» Objective
Pull every line holding the string "screenshot" from the records below.

Rows from a figure dataset
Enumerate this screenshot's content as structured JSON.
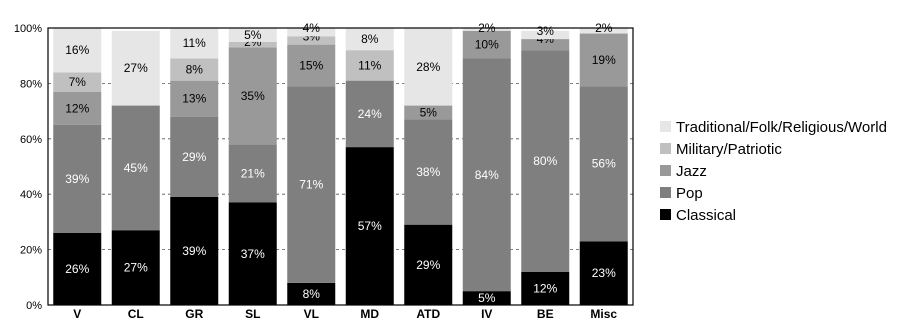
{
  "chart_data": {
    "type": "bar",
    "stacked": true,
    "categories": [
      "V",
      "CL",
      "GR",
      "SL",
      "VL",
      "MD",
      "ATD",
      "IV",
      "BE",
      "Misc"
    ],
    "series": [
      {
        "name": "Classical",
        "color": "#000000",
        "text_color": "#ffffff",
        "values": [
          26,
          27,
          39,
          37,
          8,
          57,
          29,
          5,
          12,
          23
        ],
        "labels": [
          "26%",
          "27%",
          "39%",
          "37%",
          "8%",
          "57%",
          "29%",
          "5%",
          "12%",
          "23%"
        ]
      },
      {
        "name": "Pop",
        "color": "#7f7f7f",
        "text_color": "#ffffff",
        "values": [
          39,
          45,
          29,
          21,
          71,
          24,
          38,
          84,
          80,
          56
        ],
        "labels": [
          "39%",
          "45%",
          "29%",
          "21%",
          "71%",
          "24%",
          "38%",
          "84%",
          "80%",
          "56%"
        ]
      },
      {
        "name": "Jazz",
        "color": "#999999",
        "text_color": "#000000",
        "values": [
          12,
          0,
          13,
          35,
          15,
          0,
          5,
          10,
          4,
          19
        ],
        "labels": [
          "12%",
          "",
          "13%",
          "35%",
          "15%",
          "",
          "5%",
          "10%",
          "4%",
          "19%"
        ]
      },
      {
        "name": "Military/Patriotic",
        "color": "#c0c0c0",
        "text_color": "#000000",
        "values": [
          7,
          0,
          8,
          2,
          3,
          11,
          0,
          0,
          0,
          0
        ],
        "labels": [
          "7%",
          "",
          "8%",
          "2%",
          "3%",
          "11%",
          "",
          "",
          "",
          ""
        ]
      },
      {
        "name": "Traditional/Folk/Religious/World",
        "color": "#e6e6e6",
        "text_color": "#000000",
        "values": [
          16,
          27,
          11,
          5,
          4,
          8,
          28,
          2,
          3,
          2
        ],
        "labels": [
          "16%",
          "27%",
          "11%",
          "5%",
          "4%",
          "8%",
          "28%",
          "2%",
          "3%",
          "2%"
        ]
      }
    ],
    "y_ticks": [
      "0%",
      "20%",
      "40%",
      "60%",
      "80%",
      "100%"
    ],
    "ylim": [
      0,
      100
    ],
    "legend": {
      "placement": "right",
      "entries": [
        "Traditional/Folk/Religious/World",
        "Military/Patriotic",
        "Jazz",
        "Pop",
        "Classical"
      ]
    },
    "grid": true
  }
}
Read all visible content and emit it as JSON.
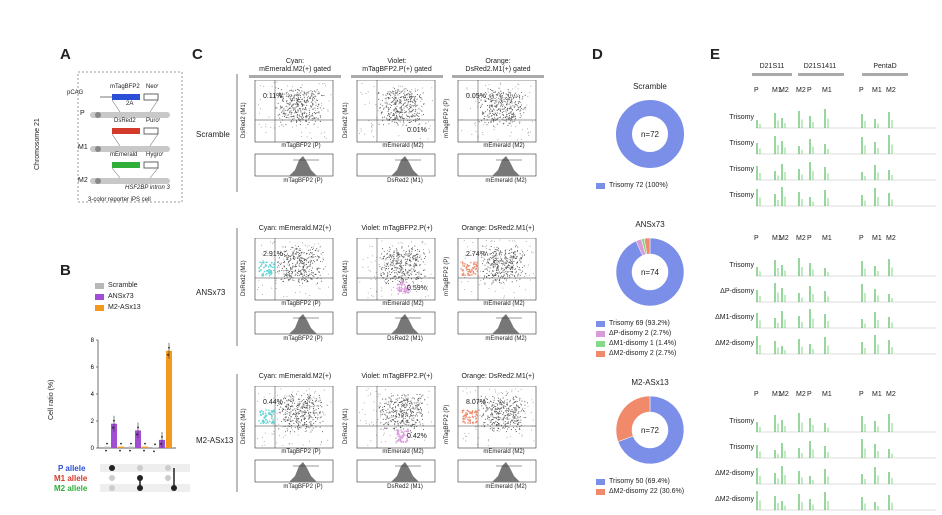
{
  "colors": {
    "blue": "#2a4fd6",
    "red": "#d43a2a",
    "green": "#2fae3a",
    "purple": "#a24dd6",
    "orange": "#f39a1e",
    "grey": "#b8b8b8",
    "teal": "#5fd4d4",
    "pink": "#d99ad9",
    "salmon": "#f08a6a",
    "pieBlue": "#7b8fe8"
  },
  "panelA": {
    "letter": "A",
    "chromosome": "Chromosome 21",
    "pcag": "pCAG",
    "mtag": "mTagBFP2",
    "neo": "Neoʳ",
    "twoA": "2A",
    "p": "P",
    "dsred": "DsRed2",
    "puro": "Puroʳ",
    "m1": "M1",
    "memerald": "mEmerald",
    "hygro": "Hygroʳ",
    "m2": "M2",
    "intron": "HSF2BP intron 3",
    "caption": "3-color reporter iPS cell"
  },
  "panelB": {
    "letter": "B",
    "legend": [
      "Scramble",
      "ANSx73",
      "M2-ASx13"
    ],
    "ylabel": "Cell ratio (%)",
    "ticks": [
      "0",
      "2",
      "4",
      "6",
      "8"
    ],
    "alleles": [
      "P allele",
      "M1 allele",
      "M2 allele"
    ]
  },
  "panelC": {
    "letter": "C",
    "cols": [
      {
        "color": "Cyan:",
        "title": "mEmerald.M2(+) gated"
      },
      {
        "color": "Violet:",
        "title": "mTagBFP2.P(+) gated"
      },
      {
        "color": "Orange:",
        "title": "DsRed2.M1(+) gated"
      }
    ],
    "rows": [
      {
        "name": "Scramble",
        "titles": [
          "",
          "",
          ""
        ],
        "pcts": [
          "0.11%",
          "0.01%",
          "0.05%"
        ]
      },
      {
        "name": "ANSx73",
        "titles": [
          "Cyan: mEmerald.M2(+)",
          "Violet: mTagBFP2.P(+)",
          "Orange: DsRed2.M1(+)"
        ],
        "pcts": [
          "2.91%",
          "0.59%",
          "2.74%"
        ]
      },
      {
        "name": "M2-ASx13",
        "titles": [
          "Cyan: mEmerald.M2(+)",
          "Violet: mTagBFP2.P(+)",
          "Orange: DsRed2.M1(+)"
        ],
        "pcts": [
          "0.44%",
          "0.42%",
          "8.07%"
        ]
      }
    ],
    "xlab": [
      "mTagBFP2 (P)",
      "mEmerald (M2)",
      "mEmerald (M2)"
    ],
    "ylab": [
      "DsRed2 (M1)",
      "DsRed2 (M1)",
      "mTagBFP2 (P)"
    ],
    "hxlab": [
      "mTagBFP2 (P)",
      "DsRed2 (M1)",
      "mEmerald (M2)"
    ]
  },
  "panelD": {
    "letter": "D",
    "rows": [
      {
        "title": "Scramble",
        "center": "n=72",
        "legend": [
          {
            "text": "Trisomy 72 (100%)",
            "color": "#7b8fe8"
          }
        ]
      },
      {
        "title": "ANSx73",
        "center": "n=74",
        "legend": [
          {
            "text": "Trisomy 69 (93.2%)",
            "color": "#7b8fe8"
          },
          {
            "text": "ΔP-disomy 2 (2.7%)",
            "color": "#d99ad9"
          },
          {
            "text": "ΔM1-disomy 1 (1.4%)",
            "color": "#86d98a"
          },
          {
            "text": "ΔM2-disomy 2 (2.7%)",
            "color": "#f08a6a"
          }
        ]
      },
      {
        "title": "M2-ASx13",
        "center": "n=72",
        "legend": [
          {
            "text": "Trisomy 50 (69.4%)",
            "color": "#7b8fe8"
          },
          {
            "text": "ΔM2-disomy 22 (30.6%)",
            "color": "#f08a6a"
          }
        ]
      }
    ]
  },
  "chart_data": [
    {
      "type": "bar",
      "title": "",
      "ylabel": "Cell ratio (%)",
      "ylim": [
        0,
        8
      ],
      "categories": [
        "P allele",
        "M1 allele",
        "M2 allele"
      ],
      "series": [
        {
          "name": "Scramble",
          "values": [
            0.1,
            0.1,
            0.05
          ]
        },
        {
          "name": "ANSx73",
          "values": [
            1.8,
            1.3,
            0.6
          ]
        },
        {
          "name": "M2-ASx13",
          "values": [
            0.1,
            0.1,
            7.2
          ]
        }
      ]
    },
    {
      "type": "pie",
      "title": "Scramble",
      "categories": [
        "Trisomy"
      ],
      "values": [
        72
      ]
    },
    {
      "type": "pie",
      "title": "ANSx73",
      "categories": [
        "Trisomy",
        "ΔP-disomy",
        "ΔM1-disomy",
        "ΔM2-disomy"
      ],
      "values": [
        69,
        2,
        1,
        2
      ]
    },
    {
      "type": "pie",
      "title": "M2-ASx13",
      "categories": [
        "Trisomy",
        "ΔM2-disomy"
      ],
      "values": [
        50,
        22
      ]
    }
  ],
  "panelE": {
    "letter": "E",
    "markers": [
      "D21S11",
      "D21S1411",
      "PentaD"
    ],
    "groups": [
      {
        "rows": [
          "Trisomy",
          "Trisomy",
          "Trisomy",
          "Trisomy"
        ]
      },
      {
        "rows": [
          "Trisomy",
          "ΔP-disomy",
          "ΔM1-disomy",
          "ΔM2-disomy"
        ]
      },
      {
        "rows": [
          "Trisomy",
          "Trisomy",
          "ΔM2-disomy",
          "ΔM2-disomy"
        ]
      }
    ],
    "peakLabels": [
      "P",
      "M1",
      "M2",
      "M2",
      "P",
      "M1",
      "P",
      "M1",
      "M2"
    ]
  }
}
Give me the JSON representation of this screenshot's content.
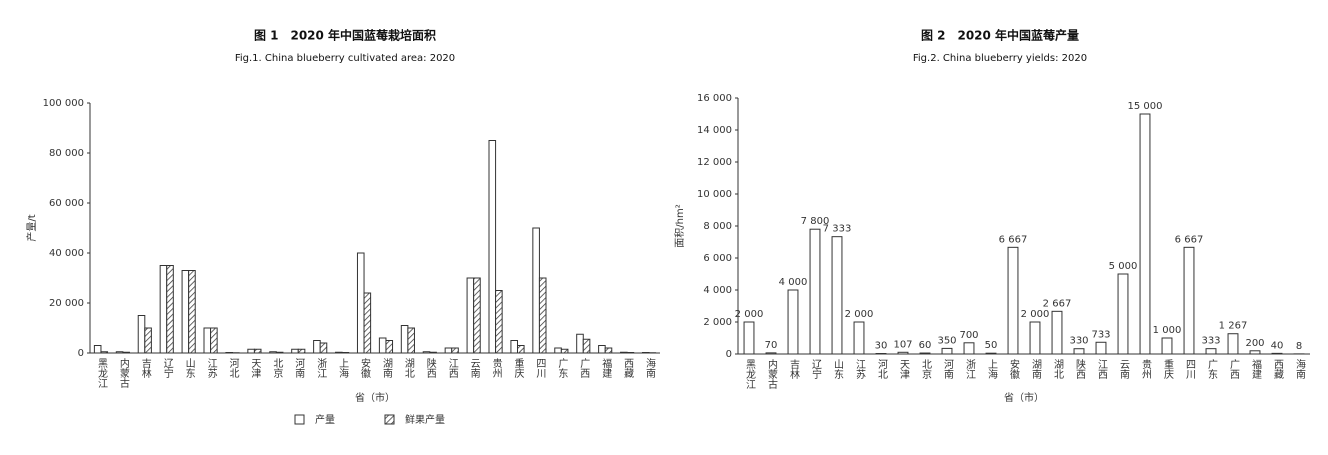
{
  "chart_data": [
    {
      "type": "bar",
      "title": "图 1　2020 年中国蓝莓栽培面积",
      "subtitle": "Fig.1. China blueberry cultivated area: 2020",
      "x_label": "省（市）",
      "y_label": "产量/t",
      "categories": [
        "黑龙江",
        "内蒙古",
        "吉林",
        "辽宁",
        "山东",
        "江苏",
        "河北",
        "天津",
        "北京",
        "河南",
        "浙江",
        "上海",
        "安徽",
        "湖南",
        "湖北",
        "陕西",
        "江西",
        "云南",
        "贵州",
        "重庆",
        "四川",
        "广东",
        "广西",
        "福建",
        "西藏",
        "海南"
      ],
      "series": [
        {
          "name": "产量",
          "color": "#333333",
          "hatch": false,
          "values": [
            3000,
            500,
            15000,
            35000,
            33000,
            10000,
            200,
            1500,
            500,
            1500,
            5000,
            300,
            40000,
            6000,
            11000,
            500,
            2000,
            30000,
            85000,
            5000,
            50000,
            2000,
            7500,
            3000,
            300,
            200
          ]
        },
        {
          "name": "鲜果产量",
          "color": "#333333",
          "hatch": true,
          "values": [
            500,
            300,
            10000,
            35000,
            33000,
            10000,
            100,
            1500,
            300,
            1500,
            4000,
            200,
            24000,
            5000,
            10000,
            300,
            2000,
            30000,
            25000,
            3000,
            30000,
            1500,
            5500,
            2000,
            200,
            100
          ]
        }
      ],
      "ylim": [
        0,
        100000
      ],
      "yticks": [
        0,
        {
          "value": 20000,
          "label": "20 000"
        },
        {
          "value": 40000,
          "label": "40 000"
        },
        {
          "value": 60000,
          "label": "60 000"
        },
        {
          "value": 80000,
          "label": "80 000"
        },
        {
          "value": 100000,
          "label": "100 000"
        }
      ],
      "legend": "bottom"
    },
    {
      "type": "bar",
      "title": "图 2　2020 年中国蓝莓产量",
      "subtitle": "Fig.2. China blueberry yields: 2020",
      "x_label": "省（市）",
      "y_label": "面积/hm²",
      "categories": [
        "黑龙江",
        "内蒙古",
        "吉林",
        "辽宁",
        "山东",
        "江苏",
        "河北",
        "天津",
        "北京",
        "河南",
        "浙江",
        "上海",
        "安徽",
        "湖南",
        "湖北",
        "陕西",
        "江西",
        "云南",
        "贵州",
        "重庆",
        "四川",
        "广东",
        "广西",
        "福建",
        "西藏",
        "海南"
      ],
      "series": [
        {
          "color": "#333333",
          "hatch": false,
          "values": [
            2000,
            70,
            4000,
            7800,
            7333,
            2000,
            30,
            107,
            60,
            350,
            700,
            50,
            6667,
            2000,
            2667,
            330,
            733,
            5000,
            15000,
            1000,
            6667,
            333,
            1267,
            200,
            40,
            8
          ],
          "value_labels": [
            "2 000",
            "70",
            "4 000",
            "7 800",
            "7 333",
            "2 000",
            "30",
            "107",
            "60",
            "350",
            "700",
            "50",
            "6 667",
            "2 000",
            "2 667",
            "330",
            "733",
            "5 000",
            "15 000",
            "1 000",
            "6 667",
            "333",
            "1 267",
            "200",
            "40",
            "8"
          ]
        }
      ],
      "ylim": [
        0,
        16000
      ],
      "yticks": [
        0,
        {
          "value": 2000,
          "label": "2 000"
        },
        {
          "value": 4000,
          "label": "4 000"
        },
        {
          "value": 6000,
          "label": "6 000"
        },
        {
          "value": 8000,
          "label": "8 000"
        },
        {
          "value": 10000,
          "label": "10 000"
        },
        {
          "value": 12000,
          "label": "12 000"
        },
        {
          "value": 14000,
          "label": "14 000"
        },
        {
          "value": 16000,
          "label": "16 000"
        }
      ]
    }
  ]
}
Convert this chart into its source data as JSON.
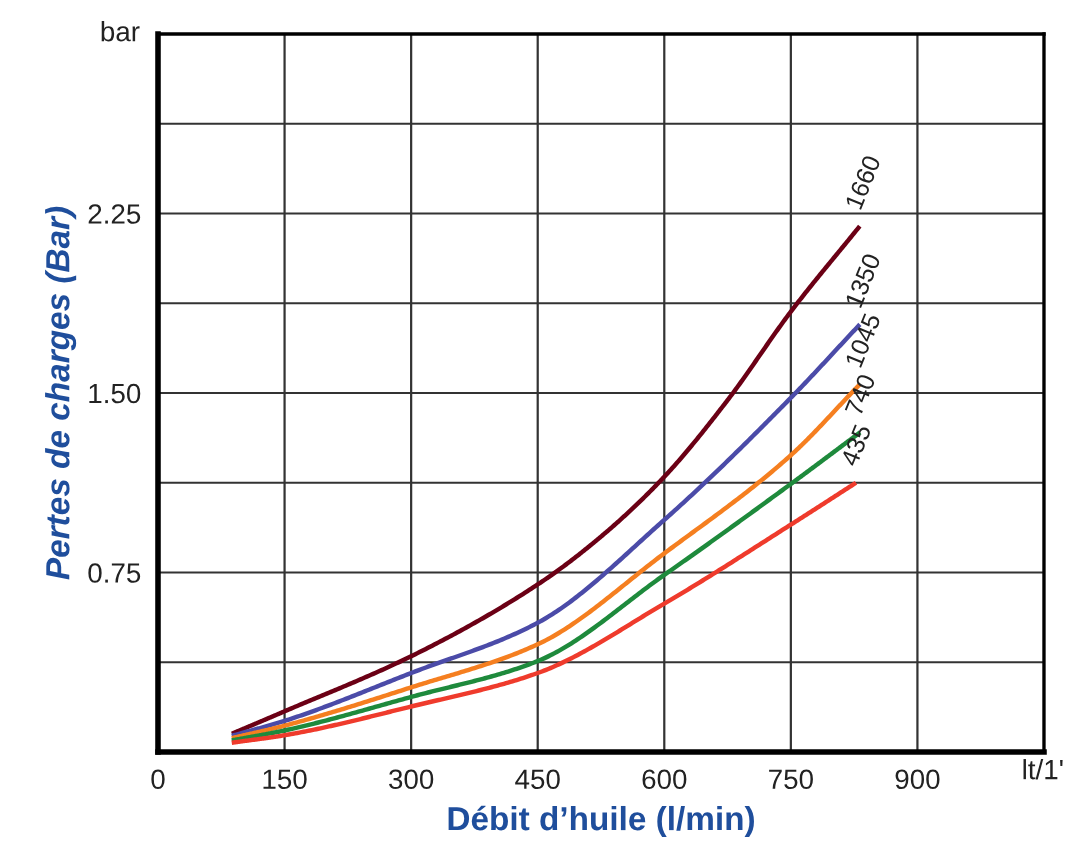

» Written response
Enumerate this screenshot's content as structured JSON.
Give me the JSON representation of this screenshot's content.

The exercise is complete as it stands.